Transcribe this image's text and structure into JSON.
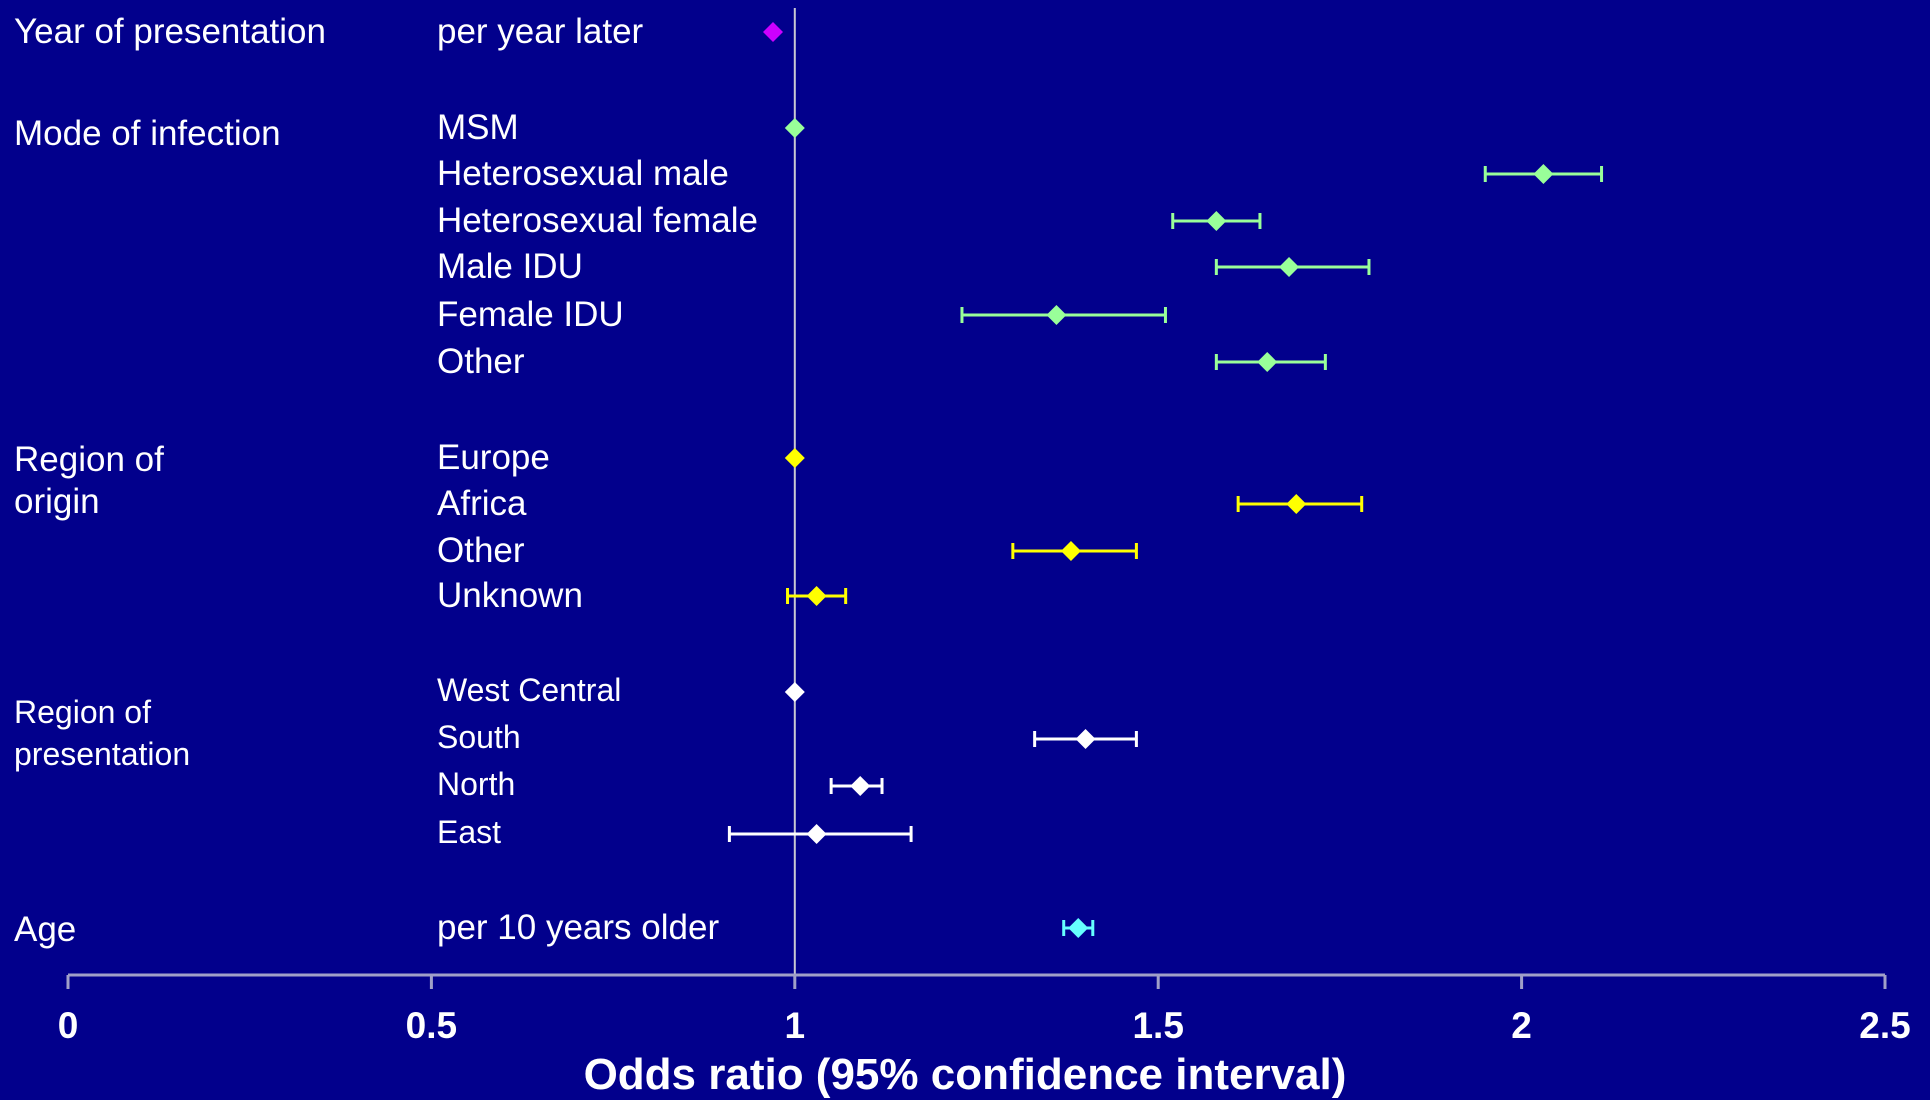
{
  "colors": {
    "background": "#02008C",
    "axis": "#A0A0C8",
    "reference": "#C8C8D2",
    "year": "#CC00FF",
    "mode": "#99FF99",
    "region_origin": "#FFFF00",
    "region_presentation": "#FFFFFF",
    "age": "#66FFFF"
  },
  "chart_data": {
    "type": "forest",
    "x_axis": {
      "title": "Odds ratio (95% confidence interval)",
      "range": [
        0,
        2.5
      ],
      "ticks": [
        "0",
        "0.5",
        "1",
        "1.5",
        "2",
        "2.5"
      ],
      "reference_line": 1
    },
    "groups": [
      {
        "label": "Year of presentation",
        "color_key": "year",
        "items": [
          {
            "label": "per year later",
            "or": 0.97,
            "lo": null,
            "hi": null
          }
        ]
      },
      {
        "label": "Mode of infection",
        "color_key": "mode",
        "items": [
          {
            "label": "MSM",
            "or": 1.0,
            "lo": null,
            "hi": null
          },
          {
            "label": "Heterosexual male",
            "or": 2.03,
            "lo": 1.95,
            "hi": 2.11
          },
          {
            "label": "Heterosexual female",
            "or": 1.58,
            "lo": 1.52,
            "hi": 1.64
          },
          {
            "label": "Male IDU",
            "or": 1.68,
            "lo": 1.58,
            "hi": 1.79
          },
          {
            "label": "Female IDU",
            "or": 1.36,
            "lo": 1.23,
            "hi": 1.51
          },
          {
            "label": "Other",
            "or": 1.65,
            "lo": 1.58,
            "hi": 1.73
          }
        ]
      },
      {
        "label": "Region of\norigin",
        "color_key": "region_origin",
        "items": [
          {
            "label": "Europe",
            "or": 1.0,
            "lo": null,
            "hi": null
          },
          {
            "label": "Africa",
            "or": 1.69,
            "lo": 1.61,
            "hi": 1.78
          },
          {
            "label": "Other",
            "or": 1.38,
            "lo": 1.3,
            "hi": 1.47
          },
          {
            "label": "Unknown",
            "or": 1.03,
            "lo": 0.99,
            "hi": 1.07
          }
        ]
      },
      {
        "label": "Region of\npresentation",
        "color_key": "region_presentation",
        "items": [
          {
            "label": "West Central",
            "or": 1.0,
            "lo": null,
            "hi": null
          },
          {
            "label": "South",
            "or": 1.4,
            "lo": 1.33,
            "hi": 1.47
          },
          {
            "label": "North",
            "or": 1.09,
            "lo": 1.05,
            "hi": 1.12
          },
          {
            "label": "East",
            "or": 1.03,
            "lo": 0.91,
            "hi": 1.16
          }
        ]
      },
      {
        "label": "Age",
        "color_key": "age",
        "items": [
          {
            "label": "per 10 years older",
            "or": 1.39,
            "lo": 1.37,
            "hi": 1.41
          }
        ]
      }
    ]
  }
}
※ ※ ※
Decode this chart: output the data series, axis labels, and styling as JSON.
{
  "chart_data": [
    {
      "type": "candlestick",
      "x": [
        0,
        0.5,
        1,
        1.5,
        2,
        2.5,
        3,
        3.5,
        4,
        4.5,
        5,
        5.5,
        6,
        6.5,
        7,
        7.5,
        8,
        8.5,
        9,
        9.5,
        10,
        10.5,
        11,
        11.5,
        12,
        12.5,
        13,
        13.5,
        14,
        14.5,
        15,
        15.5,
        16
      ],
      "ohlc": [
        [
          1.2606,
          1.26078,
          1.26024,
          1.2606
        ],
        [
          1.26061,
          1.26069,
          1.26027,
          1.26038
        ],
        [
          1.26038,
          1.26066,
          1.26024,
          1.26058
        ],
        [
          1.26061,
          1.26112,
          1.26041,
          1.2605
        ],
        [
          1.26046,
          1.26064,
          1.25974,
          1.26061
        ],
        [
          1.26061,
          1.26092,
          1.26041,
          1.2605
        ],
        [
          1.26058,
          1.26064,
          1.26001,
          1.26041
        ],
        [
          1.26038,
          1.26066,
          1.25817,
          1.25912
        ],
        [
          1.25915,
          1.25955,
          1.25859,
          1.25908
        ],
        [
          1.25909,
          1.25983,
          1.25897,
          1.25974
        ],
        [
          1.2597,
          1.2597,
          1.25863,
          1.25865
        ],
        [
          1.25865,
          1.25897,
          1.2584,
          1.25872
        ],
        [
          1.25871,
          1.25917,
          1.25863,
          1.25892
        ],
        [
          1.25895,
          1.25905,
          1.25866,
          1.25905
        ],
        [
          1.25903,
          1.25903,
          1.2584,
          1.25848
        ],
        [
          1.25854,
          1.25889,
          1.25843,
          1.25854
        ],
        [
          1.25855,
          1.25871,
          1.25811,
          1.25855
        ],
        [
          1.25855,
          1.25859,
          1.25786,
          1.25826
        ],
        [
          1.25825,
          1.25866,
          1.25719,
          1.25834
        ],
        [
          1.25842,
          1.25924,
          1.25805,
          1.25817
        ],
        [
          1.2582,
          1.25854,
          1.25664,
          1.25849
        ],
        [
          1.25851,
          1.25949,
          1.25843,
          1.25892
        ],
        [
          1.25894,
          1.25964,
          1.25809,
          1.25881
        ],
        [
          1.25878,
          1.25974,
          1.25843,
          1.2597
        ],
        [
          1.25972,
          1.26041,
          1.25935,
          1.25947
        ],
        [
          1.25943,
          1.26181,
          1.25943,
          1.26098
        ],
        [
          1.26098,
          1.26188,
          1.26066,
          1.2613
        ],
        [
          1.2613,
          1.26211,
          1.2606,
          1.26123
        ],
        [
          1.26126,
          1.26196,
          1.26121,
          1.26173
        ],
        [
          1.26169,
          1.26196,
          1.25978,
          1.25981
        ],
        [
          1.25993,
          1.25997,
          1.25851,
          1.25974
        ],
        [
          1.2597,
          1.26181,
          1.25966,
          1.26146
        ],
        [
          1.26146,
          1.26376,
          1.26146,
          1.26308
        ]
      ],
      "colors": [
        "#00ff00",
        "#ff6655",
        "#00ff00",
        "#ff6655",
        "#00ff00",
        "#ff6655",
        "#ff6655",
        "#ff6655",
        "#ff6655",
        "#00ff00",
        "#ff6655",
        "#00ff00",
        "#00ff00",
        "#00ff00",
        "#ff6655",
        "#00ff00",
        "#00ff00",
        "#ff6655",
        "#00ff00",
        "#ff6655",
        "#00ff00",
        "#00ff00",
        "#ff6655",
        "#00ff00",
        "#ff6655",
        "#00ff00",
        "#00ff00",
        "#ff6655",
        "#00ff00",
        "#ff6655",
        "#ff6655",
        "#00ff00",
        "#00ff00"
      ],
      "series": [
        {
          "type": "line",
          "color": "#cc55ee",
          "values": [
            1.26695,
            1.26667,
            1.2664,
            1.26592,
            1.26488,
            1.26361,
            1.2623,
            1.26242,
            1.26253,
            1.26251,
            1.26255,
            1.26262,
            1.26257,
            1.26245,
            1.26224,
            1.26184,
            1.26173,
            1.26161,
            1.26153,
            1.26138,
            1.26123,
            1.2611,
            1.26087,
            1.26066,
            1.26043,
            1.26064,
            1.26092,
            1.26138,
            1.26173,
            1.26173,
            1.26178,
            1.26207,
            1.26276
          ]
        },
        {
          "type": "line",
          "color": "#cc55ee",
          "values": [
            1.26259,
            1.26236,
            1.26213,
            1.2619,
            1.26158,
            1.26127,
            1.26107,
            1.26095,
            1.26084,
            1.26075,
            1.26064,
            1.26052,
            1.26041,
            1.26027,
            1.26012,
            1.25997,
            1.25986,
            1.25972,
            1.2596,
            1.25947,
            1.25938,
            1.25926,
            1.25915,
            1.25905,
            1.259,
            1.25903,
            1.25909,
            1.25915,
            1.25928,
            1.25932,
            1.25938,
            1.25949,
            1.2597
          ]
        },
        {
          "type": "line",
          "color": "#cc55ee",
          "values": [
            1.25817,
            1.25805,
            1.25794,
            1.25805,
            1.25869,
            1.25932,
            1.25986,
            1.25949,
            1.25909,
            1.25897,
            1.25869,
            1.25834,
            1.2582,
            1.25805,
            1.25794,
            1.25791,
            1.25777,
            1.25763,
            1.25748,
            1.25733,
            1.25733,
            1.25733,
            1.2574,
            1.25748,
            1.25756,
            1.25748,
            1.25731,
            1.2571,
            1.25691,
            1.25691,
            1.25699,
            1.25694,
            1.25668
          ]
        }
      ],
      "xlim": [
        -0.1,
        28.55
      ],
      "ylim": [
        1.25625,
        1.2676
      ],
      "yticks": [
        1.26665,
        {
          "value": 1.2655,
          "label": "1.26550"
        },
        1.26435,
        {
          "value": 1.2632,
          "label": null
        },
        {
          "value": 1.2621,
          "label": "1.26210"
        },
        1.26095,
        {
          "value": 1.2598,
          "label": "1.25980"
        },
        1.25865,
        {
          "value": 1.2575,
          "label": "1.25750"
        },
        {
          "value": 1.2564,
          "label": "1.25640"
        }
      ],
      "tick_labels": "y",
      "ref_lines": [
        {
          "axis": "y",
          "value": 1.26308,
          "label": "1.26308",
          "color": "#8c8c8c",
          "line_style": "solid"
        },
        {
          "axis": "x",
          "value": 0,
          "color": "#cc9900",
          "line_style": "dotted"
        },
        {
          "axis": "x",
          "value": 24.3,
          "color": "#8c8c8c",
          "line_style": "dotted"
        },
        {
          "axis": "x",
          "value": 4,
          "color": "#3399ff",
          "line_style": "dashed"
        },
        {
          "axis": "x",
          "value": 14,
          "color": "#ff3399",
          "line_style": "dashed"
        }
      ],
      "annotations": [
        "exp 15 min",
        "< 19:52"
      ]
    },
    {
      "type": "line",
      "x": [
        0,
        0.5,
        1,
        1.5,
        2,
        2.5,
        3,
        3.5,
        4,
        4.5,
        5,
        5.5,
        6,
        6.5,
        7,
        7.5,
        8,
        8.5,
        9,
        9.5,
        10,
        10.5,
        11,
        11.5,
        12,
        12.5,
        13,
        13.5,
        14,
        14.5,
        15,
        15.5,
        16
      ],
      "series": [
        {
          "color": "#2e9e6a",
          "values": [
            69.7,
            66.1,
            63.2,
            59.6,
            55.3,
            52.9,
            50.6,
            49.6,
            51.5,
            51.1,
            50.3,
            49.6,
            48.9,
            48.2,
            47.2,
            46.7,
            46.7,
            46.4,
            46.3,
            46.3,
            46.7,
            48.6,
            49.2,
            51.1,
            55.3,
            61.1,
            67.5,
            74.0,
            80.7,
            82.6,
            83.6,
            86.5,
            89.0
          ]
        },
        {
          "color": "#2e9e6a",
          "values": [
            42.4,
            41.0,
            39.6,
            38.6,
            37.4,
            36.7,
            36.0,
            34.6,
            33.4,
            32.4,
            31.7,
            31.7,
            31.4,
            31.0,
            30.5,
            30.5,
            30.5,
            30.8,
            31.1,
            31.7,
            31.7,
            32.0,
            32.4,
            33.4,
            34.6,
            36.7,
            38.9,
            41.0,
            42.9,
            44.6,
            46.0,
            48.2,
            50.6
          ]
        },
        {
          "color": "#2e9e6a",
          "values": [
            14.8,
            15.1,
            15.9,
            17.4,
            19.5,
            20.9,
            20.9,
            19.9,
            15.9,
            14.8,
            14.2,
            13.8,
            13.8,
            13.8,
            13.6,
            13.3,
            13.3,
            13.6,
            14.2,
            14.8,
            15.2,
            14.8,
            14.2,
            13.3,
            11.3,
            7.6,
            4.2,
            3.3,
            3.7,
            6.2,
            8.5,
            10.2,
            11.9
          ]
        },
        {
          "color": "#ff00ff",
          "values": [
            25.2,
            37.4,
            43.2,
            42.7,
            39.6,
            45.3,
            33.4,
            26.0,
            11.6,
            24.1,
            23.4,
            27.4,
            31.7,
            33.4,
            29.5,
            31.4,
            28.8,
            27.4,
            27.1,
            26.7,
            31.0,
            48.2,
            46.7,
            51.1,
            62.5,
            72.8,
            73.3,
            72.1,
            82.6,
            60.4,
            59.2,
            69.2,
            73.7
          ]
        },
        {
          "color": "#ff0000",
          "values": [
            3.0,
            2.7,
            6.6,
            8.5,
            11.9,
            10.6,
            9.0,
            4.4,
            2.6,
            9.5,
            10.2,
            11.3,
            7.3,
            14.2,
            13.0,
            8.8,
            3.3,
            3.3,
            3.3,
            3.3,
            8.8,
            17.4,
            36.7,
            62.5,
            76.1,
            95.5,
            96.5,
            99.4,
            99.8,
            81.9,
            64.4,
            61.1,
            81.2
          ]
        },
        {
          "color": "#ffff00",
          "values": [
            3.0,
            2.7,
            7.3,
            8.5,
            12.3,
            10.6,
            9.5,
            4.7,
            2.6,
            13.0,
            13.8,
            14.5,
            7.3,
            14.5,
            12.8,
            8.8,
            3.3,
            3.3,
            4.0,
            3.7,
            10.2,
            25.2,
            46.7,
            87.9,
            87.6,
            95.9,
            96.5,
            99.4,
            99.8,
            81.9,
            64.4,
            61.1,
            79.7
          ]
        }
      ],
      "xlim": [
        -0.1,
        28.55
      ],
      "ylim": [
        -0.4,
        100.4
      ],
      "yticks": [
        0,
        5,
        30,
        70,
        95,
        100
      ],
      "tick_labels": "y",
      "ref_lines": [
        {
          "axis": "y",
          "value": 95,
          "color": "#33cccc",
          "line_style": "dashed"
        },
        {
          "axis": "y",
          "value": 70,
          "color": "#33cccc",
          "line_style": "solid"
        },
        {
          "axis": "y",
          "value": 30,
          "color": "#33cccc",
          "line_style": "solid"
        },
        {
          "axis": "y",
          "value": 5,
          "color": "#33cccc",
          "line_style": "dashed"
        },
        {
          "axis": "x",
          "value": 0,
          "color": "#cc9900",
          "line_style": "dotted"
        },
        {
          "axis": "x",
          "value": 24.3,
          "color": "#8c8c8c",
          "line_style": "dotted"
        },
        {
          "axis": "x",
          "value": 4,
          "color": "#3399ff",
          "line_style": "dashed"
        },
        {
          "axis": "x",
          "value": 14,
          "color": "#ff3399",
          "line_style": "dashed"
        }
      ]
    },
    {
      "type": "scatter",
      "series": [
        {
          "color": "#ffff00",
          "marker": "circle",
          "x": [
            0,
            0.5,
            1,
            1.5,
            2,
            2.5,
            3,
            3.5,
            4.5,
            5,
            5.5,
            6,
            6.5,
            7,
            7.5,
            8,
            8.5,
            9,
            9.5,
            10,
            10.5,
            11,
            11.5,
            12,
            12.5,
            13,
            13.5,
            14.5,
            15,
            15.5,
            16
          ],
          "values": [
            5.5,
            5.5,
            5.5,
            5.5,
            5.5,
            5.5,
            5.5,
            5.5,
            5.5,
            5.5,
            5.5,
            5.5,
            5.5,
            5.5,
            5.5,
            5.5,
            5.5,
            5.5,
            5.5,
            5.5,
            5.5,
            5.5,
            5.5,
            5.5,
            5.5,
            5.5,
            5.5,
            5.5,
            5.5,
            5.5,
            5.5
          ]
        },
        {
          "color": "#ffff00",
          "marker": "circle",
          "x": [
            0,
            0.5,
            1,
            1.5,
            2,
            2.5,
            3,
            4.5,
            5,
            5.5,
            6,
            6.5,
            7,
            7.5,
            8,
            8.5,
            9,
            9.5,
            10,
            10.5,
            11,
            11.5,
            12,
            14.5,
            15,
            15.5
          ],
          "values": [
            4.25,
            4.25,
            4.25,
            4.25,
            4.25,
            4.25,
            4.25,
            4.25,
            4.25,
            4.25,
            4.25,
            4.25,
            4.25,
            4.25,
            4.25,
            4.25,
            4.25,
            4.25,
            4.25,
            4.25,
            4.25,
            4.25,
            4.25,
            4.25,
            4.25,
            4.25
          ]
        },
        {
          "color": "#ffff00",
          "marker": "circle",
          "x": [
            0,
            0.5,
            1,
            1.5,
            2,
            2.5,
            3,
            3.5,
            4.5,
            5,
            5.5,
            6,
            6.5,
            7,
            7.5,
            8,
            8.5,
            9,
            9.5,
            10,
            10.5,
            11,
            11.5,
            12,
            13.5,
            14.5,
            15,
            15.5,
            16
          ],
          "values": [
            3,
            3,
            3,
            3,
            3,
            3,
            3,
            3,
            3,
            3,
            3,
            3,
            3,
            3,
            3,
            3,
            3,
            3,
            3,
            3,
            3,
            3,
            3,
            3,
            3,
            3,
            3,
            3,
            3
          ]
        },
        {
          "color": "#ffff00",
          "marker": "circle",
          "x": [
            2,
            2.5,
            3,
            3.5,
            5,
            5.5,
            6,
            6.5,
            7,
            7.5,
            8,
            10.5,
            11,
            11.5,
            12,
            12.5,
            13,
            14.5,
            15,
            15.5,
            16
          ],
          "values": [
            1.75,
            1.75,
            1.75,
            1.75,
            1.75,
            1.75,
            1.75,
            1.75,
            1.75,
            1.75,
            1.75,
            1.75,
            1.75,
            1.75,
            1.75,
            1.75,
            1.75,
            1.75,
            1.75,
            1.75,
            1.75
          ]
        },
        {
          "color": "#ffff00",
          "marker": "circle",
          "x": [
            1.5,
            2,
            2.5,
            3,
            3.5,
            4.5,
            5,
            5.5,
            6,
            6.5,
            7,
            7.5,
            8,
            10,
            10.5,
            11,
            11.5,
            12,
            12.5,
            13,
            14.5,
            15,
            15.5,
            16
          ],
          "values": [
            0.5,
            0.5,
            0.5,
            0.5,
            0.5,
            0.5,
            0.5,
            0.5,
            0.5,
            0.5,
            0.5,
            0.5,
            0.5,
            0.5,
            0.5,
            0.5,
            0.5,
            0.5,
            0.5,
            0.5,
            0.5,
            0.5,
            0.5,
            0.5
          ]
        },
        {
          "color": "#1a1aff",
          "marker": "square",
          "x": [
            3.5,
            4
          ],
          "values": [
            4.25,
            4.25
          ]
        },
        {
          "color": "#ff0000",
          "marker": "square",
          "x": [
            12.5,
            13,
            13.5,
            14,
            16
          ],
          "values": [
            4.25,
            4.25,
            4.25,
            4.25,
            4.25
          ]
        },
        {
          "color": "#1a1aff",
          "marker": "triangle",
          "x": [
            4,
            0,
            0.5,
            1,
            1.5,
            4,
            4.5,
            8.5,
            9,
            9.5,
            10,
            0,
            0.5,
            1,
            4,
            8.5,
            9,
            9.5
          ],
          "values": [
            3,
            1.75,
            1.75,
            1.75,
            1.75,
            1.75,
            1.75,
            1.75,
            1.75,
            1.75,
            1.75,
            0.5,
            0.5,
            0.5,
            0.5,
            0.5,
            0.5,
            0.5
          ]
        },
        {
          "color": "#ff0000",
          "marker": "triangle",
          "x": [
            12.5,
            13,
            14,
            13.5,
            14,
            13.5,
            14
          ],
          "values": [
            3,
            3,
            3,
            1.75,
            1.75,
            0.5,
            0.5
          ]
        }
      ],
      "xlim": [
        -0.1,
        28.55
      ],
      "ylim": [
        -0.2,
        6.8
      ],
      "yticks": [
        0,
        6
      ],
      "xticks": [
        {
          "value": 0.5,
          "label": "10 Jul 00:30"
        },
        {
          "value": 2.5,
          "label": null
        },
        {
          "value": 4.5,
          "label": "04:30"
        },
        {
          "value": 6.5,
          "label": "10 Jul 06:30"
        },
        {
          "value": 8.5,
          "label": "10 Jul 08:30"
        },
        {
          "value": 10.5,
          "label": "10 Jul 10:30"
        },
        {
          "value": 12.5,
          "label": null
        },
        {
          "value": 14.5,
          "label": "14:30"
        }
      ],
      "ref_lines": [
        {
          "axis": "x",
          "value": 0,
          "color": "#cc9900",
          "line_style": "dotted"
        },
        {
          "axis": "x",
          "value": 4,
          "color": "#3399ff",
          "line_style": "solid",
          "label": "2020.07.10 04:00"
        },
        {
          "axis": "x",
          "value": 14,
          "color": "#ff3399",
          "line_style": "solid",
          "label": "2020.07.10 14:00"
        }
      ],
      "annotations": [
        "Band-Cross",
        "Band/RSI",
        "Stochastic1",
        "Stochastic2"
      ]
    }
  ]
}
※ ※ ※
**WHAT YOU ARE ASKED TO DO:**
Only a number is expected here: the count of lines in the listing that hold the string "this".

**ANSWER IN FULL:**
2